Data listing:

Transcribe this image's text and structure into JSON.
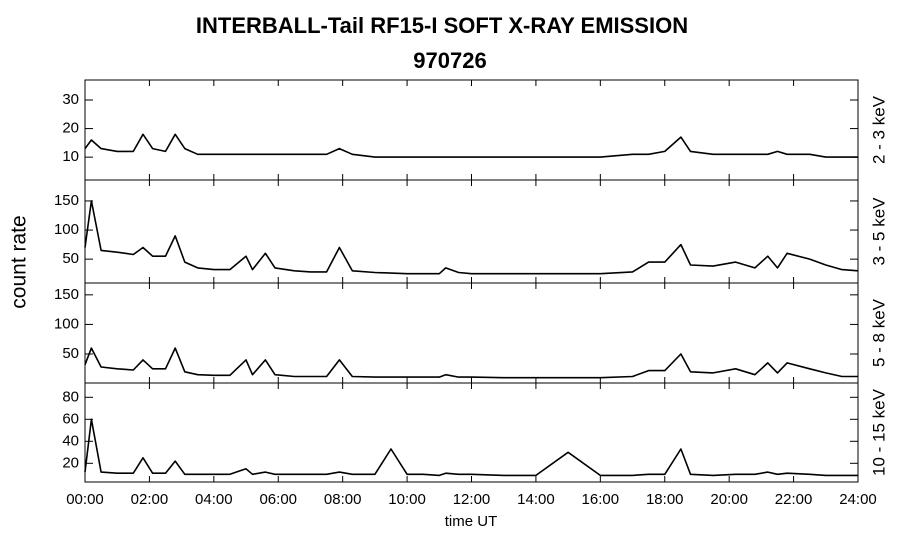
{
  "chart_data": [
    {
      "type": "line",
      "title": "INTERBALL-Tail RF15-I SOFT X-RAY EMISSION",
      "subtitle": "970726",
      "ylabel": "count rate",
      "panel_label": "2 - 3 keV",
      "xlim": [
        0,
        24
      ],
      "ylim": [
        2,
        37
      ],
      "yticks": [
        10,
        20,
        30
      ],
      "x": [
        0,
        0.2,
        0.5,
        1,
        1.5,
        1.8,
        2.1,
        2.5,
        2.8,
        3.1,
        3.5,
        4,
        4.5,
        5,
        5.2,
        5.6,
        5.9,
        6.5,
        7,
        7.5,
        7.9,
        8.3,
        9,
        9.5,
        10,
        10.5,
        11,
        11.2,
        11.6,
        12,
        13,
        14,
        15,
        16,
        17,
        17.5,
        18,
        18.5,
        18.8,
        19.5,
        20.2,
        20.8,
        21.2,
        21.5,
        21.8,
        22.5,
        23,
        23.5,
        24
      ],
      "series": [
        {
          "color": "#000000",
          "values": [
            13,
            16,
            13,
            12,
            12,
            18,
            13,
            12,
            18,
            13,
            11,
            11,
            11,
            11,
            11,
            11,
            11,
            11,
            11,
            11,
            13,
            11,
            10,
            10,
            10,
            10,
            10,
            10,
            10,
            10,
            10,
            10,
            10,
            10,
            11,
            11,
            12,
            17,
            12,
            11,
            11,
            11,
            11,
            12,
            11,
            11,
            10,
            10,
            10
          ]
        }
      ]
    },
    {
      "type": "line",
      "panel_label": "3 - 5 keV",
      "xlim": [
        0,
        24
      ],
      "ylim": [
        9,
        186
      ],
      "yticks": [
        50,
        100,
        150
      ],
      "x": [
        0,
        0.2,
        0.5,
        1,
        1.5,
        1.8,
        2.1,
        2.5,
        2.8,
        3.1,
        3.5,
        4,
        4.5,
        5,
        5.2,
        5.6,
        5.9,
        6.5,
        7,
        7.5,
        7.9,
        8.3,
        9,
        9.5,
        10,
        10.5,
        11,
        11.2,
        11.6,
        12,
        13,
        14,
        15,
        16,
        17,
        17.5,
        18,
        18.5,
        18.8,
        19.5,
        20.2,
        20.8,
        21.2,
        21.5,
        21.8,
        22.5,
        23,
        23.5,
        24
      ],
      "series": [
        {
          "color": "#000000",
          "values": [
            70,
            150,
            65,
            62,
            58,
            70,
            55,
            55,
            90,
            45,
            35,
            32,
            32,
            55,
            32,
            60,
            35,
            30,
            28,
            28,
            70,
            30,
            27,
            26,
            25,
            25,
            25,
            35,
            27,
            25,
            25,
            25,
            25,
            25,
            28,
            45,
            45,
            75,
            40,
            38,
            45,
            35,
            55,
            35,
            60,
            50,
            40,
            32,
            30
          ]
        }
      ]
    },
    {
      "type": "line",
      "panel_label": "5 - 8 keV",
      "xlim": [
        0,
        24
      ],
      "ylim": [
        1,
        170
      ],
      "yticks": [
        50,
        100,
        150
      ],
      "x": [
        0,
        0.2,
        0.5,
        1,
        1.5,
        1.8,
        2.1,
        2.5,
        2.8,
        3.1,
        3.5,
        4,
        4.5,
        5,
        5.2,
        5.6,
        5.9,
        6.5,
        7,
        7.5,
        7.9,
        8.3,
        9,
        9.5,
        10,
        10.5,
        11,
        11.2,
        11.6,
        12,
        13,
        14,
        15,
        16,
        17,
        17.5,
        18,
        18.5,
        18.8,
        19.5,
        20.2,
        20.8,
        21.2,
        21.5,
        21.8,
        22.5,
        23,
        23.5,
        24
      ],
      "series": [
        {
          "color": "#000000",
          "values": [
            32,
            60,
            28,
            25,
            23,
            40,
            25,
            25,
            60,
            20,
            15,
            14,
            14,
            40,
            15,
            40,
            15,
            12,
            12,
            12,
            40,
            12,
            11,
            11,
            11,
            11,
            11,
            15,
            11,
            11,
            10,
            10,
            10,
            10,
            12,
            22,
            22,
            50,
            20,
            18,
            25,
            15,
            35,
            18,
            35,
            25,
            18,
            12,
            12
          ]
        }
      ]
    },
    {
      "type": "line",
      "panel_label": "10 - 15 keV",
      "xlabel": "time UT",
      "xlim": [
        0,
        24
      ],
      "ylim": [
        3,
        93
      ],
      "yticks": [
        20,
        40,
        60,
        80
      ],
      "xticks": [
        {
          "value": 0,
          "label": "00:00"
        },
        {
          "value": 2,
          "label": "02:00"
        },
        {
          "value": 4,
          "label": "04:00"
        },
        {
          "value": 6,
          "label": "06:00"
        },
        {
          "value": 8,
          "label": "08:00"
        },
        {
          "value": 10,
          "label": "10:00"
        },
        {
          "value": 12,
          "label": "12:00"
        },
        {
          "value": 14,
          "label": "14:00"
        },
        {
          "value": 16,
          "label": "16:00"
        },
        {
          "value": 18,
          "label": "18:00"
        },
        {
          "value": 20,
          "label": "20:00"
        },
        {
          "value": 22,
          "label": "22:00"
        },
        {
          "value": 24,
          "label": "24:00"
        }
      ],
      "x": [
        0,
        0.2,
        0.5,
        1,
        1.5,
        1.8,
        2.1,
        2.5,
        2.8,
        3.1,
        3.5,
        4,
        4.5,
        5,
        5.2,
        5.6,
        5.9,
        6.5,
        7,
        7.5,
        7.9,
        8.3,
        9,
        9.5,
        10,
        10.5,
        11,
        11.2,
        11.6,
        12,
        13,
        14,
        15,
        16,
        17,
        17.5,
        18,
        18.5,
        18.8,
        19.5,
        20.2,
        20.8,
        21.2,
        21.5,
        21.8,
        22.5,
        23,
        23.5,
        24
      ],
      "series": [
        {
          "color": "#000000",
          "values": [
            12,
            60,
            12,
            11,
            11,
            25,
            11,
            11,
            22,
            10,
            10,
            10,
            10,
            15,
            10,
            12,
            10,
            10,
            10,
            10,
            12,
            10,
            10,
            33,
            10,
            10,
            9,
            11,
            10,
            10,
            9,
            9,
            30,
            9,
            9,
            10,
            10,
            33,
            10,
            9,
            10,
            10,
            12,
            10,
            11,
            10,
            9,
            9,
            9
          ]
        }
      ]
    }
  ]
}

> Stated goal
Pictures are excluded; repeat every record exactly.

> Complete output
Transcribe this image's text and structure into JSON.
{
  "chart_data": [
    {
      "type": "line",
      "title": "INTERBALL-Tail RF15-I SOFT X-RAY EMISSION",
      "subtitle": "970726",
      "ylabel": "count rate",
      "panel_label": "2 - 3 keV",
      "xlim": [
        0,
        24
      ],
      "ylim": [
        2,
        37
      ],
      "yticks": [
        10,
        20,
        30
      ],
      "x": [
        0,
        0.2,
        0.5,
        1,
        1.5,
        1.8,
        2.1,
        2.5,
        2.8,
        3.1,
        3.5,
        4,
        4.5,
        5,
        5.2,
        5.6,
        5.9,
        6.5,
        7,
        7.5,
        7.9,
        8.3,
        9,
        9.5,
        10,
        10.5,
        11,
        11.2,
        11.6,
        12,
        13,
        14,
        15,
        16,
        17,
        17.5,
        18,
        18.5,
        18.8,
        19.5,
        20.2,
        20.8,
        21.2,
        21.5,
        21.8,
        22.5,
        23,
        23.5,
        24
      ],
      "series": [
        {
          "color": "#000000",
          "values": [
            13,
            16,
            13,
            12,
            12,
            18,
            13,
            12,
            18,
            13,
            11,
            11,
            11,
            11,
            11,
            11,
            11,
            11,
            11,
            11,
            13,
            11,
            10,
            10,
            10,
            10,
            10,
            10,
            10,
            10,
            10,
            10,
            10,
            10,
            11,
            11,
            12,
            17,
            12,
            11,
            11,
            11,
            11,
            12,
            11,
            11,
            10,
            10,
            10
          ]
        }
      ]
    },
    {
      "type": "line",
      "panel_label": "3 - 5 keV",
      "xlim": [
        0,
        24
      ],
      "ylim": [
        9,
        186
      ],
      "yticks": [
        50,
        100,
        150
      ],
      "x": [
        0,
        0.2,
        0.5,
        1,
        1.5,
        1.8,
        2.1,
        2.5,
        2.8,
        3.1,
        3.5,
        4,
        4.5,
        5,
        5.2,
        5.6,
        5.9,
        6.5,
        7,
        7.5,
        7.9,
        8.3,
        9,
        9.5,
        10,
        10.5,
        11,
        11.2,
        11.6,
        12,
        13,
        14,
        15,
        16,
        17,
        17.5,
        18,
        18.5,
        18.8,
        19.5,
        20.2,
        20.8,
        21.2,
        21.5,
        21.8,
        22.5,
        23,
        23.5,
        24
      ],
      "series": [
        {
          "color": "#000000",
          "values": [
            70,
            150,
            65,
            62,
            58,
            70,
            55,
            55,
            90,
            45,
            35,
            32,
            32,
            55,
            32,
            60,
            35,
            30,
            28,
            28,
            70,
            30,
            27,
            26,
            25,
            25,
            25,
            35,
            27,
            25,
            25,
            25,
            25,
            25,
            28,
            45,
            45,
            75,
            40,
            38,
            45,
            35,
            55,
            35,
            60,
            50,
            40,
            32,
            30
          ]
        }
      ]
    },
    {
      "type": "line",
      "panel_label": "5 - 8 keV",
      "xlim": [
        0,
        24
      ],
      "ylim": [
        1,
        170
      ],
      "yticks": [
        50,
        100,
        150
      ],
      "x": [
        0,
        0.2,
        0.5,
        1,
        1.5,
        1.8,
        2.1,
        2.5,
        2.8,
        3.1,
        3.5,
        4,
        4.5,
        5,
        5.2,
        5.6,
        5.9,
        6.5,
        7,
        7.5,
        7.9,
        8.3,
        9,
        9.5,
        10,
        10.5,
        11,
        11.2,
        11.6,
        12,
        13,
        14,
        15,
        16,
        17,
        17.5,
        18,
        18.5,
        18.8,
        19.5,
        20.2,
        20.8,
        21.2,
        21.5,
        21.8,
        22.5,
        23,
        23.5,
        24
      ],
      "series": [
        {
          "color": "#000000",
          "values": [
            32,
            60,
            28,
            25,
            23,
            40,
            25,
            25,
            60,
            20,
            15,
            14,
            14,
            40,
            15,
            40,
            15,
            12,
            12,
            12,
            40,
            12,
            11,
            11,
            11,
            11,
            11,
            15,
            11,
            11,
            10,
            10,
            10,
            10,
            12,
            22,
            22,
            50,
            20,
            18,
            25,
            15,
            35,
            18,
            35,
            25,
            18,
            12,
            12
          ]
        }
      ]
    },
    {
      "type": "line",
      "panel_label": "10 - 15 keV",
      "xlabel": "time UT",
      "xlim": [
        0,
        24
      ],
      "ylim": [
        3,
        93
      ],
      "yticks": [
        20,
        40,
        60,
        80
      ],
      "xticks": [
        {
          "value": 0,
          "label": "00:00"
        },
        {
          "value": 2,
          "label": "02:00"
        },
        {
          "value": 4,
          "label": "04:00"
        },
        {
          "value": 6,
          "label": "06:00"
        },
        {
          "value": 8,
          "label": "08:00"
        },
        {
          "value": 10,
          "label": "10:00"
        },
        {
          "value": 12,
          "label": "12:00"
        },
        {
          "value": 14,
          "label": "14:00"
        },
        {
          "value": 16,
          "label": "16:00"
        },
        {
          "value": 18,
          "label": "18:00"
        },
        {
          "value": 20,
          "label": "20:00"
        },
        {
          "value": 22,
          "label": "22:00"
        },
        {
          "value": 24,
          "label": "24:00"
        }
      ],
      "x": [
        0,
        0.2,
        0.5,
        1,
        1.5,
        1.8,
        2.1,
        2.5,
        2.8,
        3.1,
        3.5,
        4,
        4.5,
        5,
        5.2,
        5.6,
        5.9,
        6.5,
        7,
        7.5,
        7.9,
        8.3,
        9,
        9.5,
        10,
        10.5,
        11,
        11.2,
        11.6,
        12,
        13,
        14,
        15,
        16,
        17,
        17.5,
        18,
        18.5,
        18.8,
        19.5,
        20.2,
        20.8,
        21.2,
        21.5,
        21.8,
        22.5,
        23,
        23.5,
        24
      ],
      "series": [
        {
          "color": "#000000",
          "values": [
            12,
            60,
            12,
            11,
            11,
            25,
            11,
            11,
            22,
            10,
            10,
            10,
            10,
            15,
            10,
            12,
            10,
            10,
            10,
            10,
            12,
            10,
            10,
            33,
            10,
            10,
            9,
            11,
            10,
            10,
            9,
            9,
            30,
            9,
            9,
            10,
            10,
            33,
            10,
            9,
            10,
            10,
            12,
            10,
            11,
            10,
            9,
            9,
            9
          ]
        }
      ]
    }
  ]
}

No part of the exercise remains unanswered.